Working data start

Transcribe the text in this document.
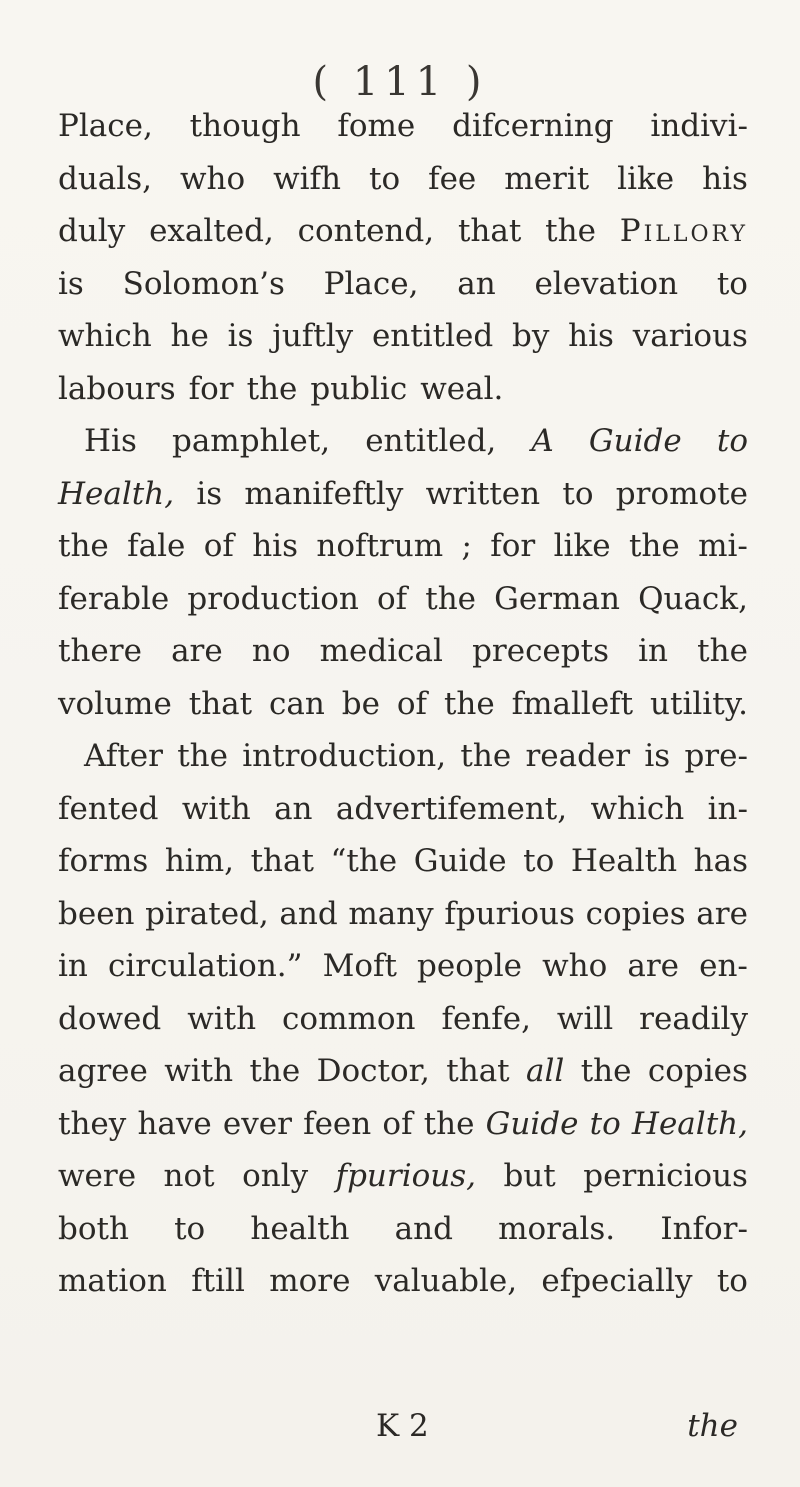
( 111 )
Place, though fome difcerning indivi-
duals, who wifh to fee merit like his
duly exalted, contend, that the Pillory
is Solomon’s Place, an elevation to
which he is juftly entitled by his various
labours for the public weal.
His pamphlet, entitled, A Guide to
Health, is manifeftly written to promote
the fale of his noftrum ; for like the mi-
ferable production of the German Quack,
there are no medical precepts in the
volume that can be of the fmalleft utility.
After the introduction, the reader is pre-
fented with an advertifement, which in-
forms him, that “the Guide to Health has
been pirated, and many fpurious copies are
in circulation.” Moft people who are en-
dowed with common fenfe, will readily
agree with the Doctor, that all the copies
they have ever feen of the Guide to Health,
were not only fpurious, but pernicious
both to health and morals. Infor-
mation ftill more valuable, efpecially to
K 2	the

Working data end
Working data start

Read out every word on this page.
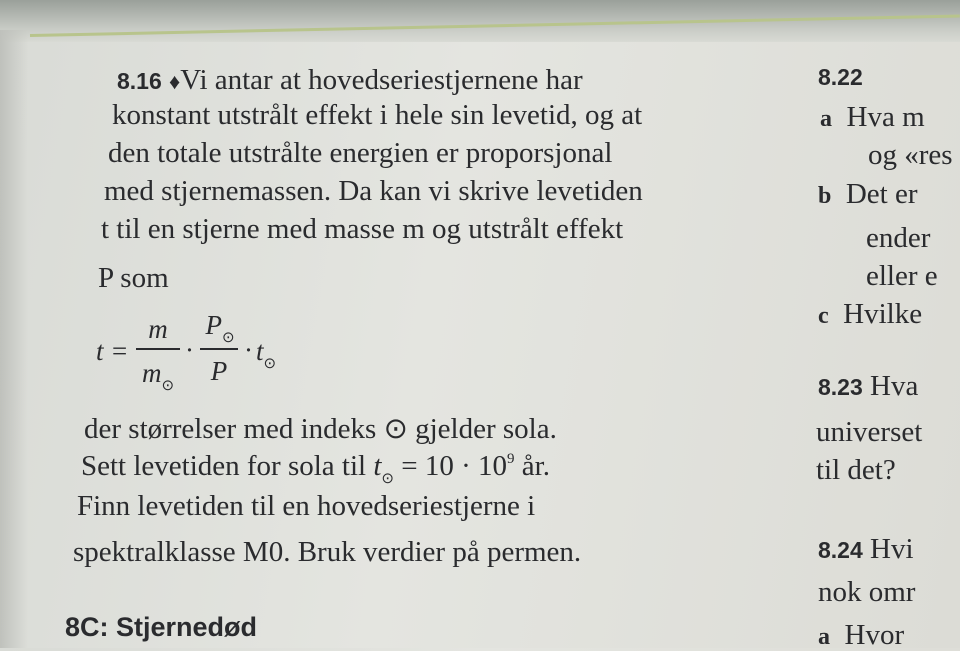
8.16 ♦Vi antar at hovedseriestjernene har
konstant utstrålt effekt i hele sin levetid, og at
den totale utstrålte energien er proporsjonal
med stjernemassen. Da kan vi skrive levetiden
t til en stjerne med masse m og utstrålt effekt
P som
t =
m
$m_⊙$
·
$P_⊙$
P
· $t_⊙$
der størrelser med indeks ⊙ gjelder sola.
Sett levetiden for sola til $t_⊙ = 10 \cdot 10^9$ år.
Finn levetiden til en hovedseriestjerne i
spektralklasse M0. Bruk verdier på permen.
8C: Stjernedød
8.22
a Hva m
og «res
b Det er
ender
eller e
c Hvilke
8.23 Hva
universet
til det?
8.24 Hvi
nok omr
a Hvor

Working data end

#### To do
Copy each line above containing the string "that".

#### Written answer
duly exalted, contend, that the Pillory
volume that can be of the fmalleft utility.
forms him, that “the Guide to Health has
agree with the Doctor, that all the copies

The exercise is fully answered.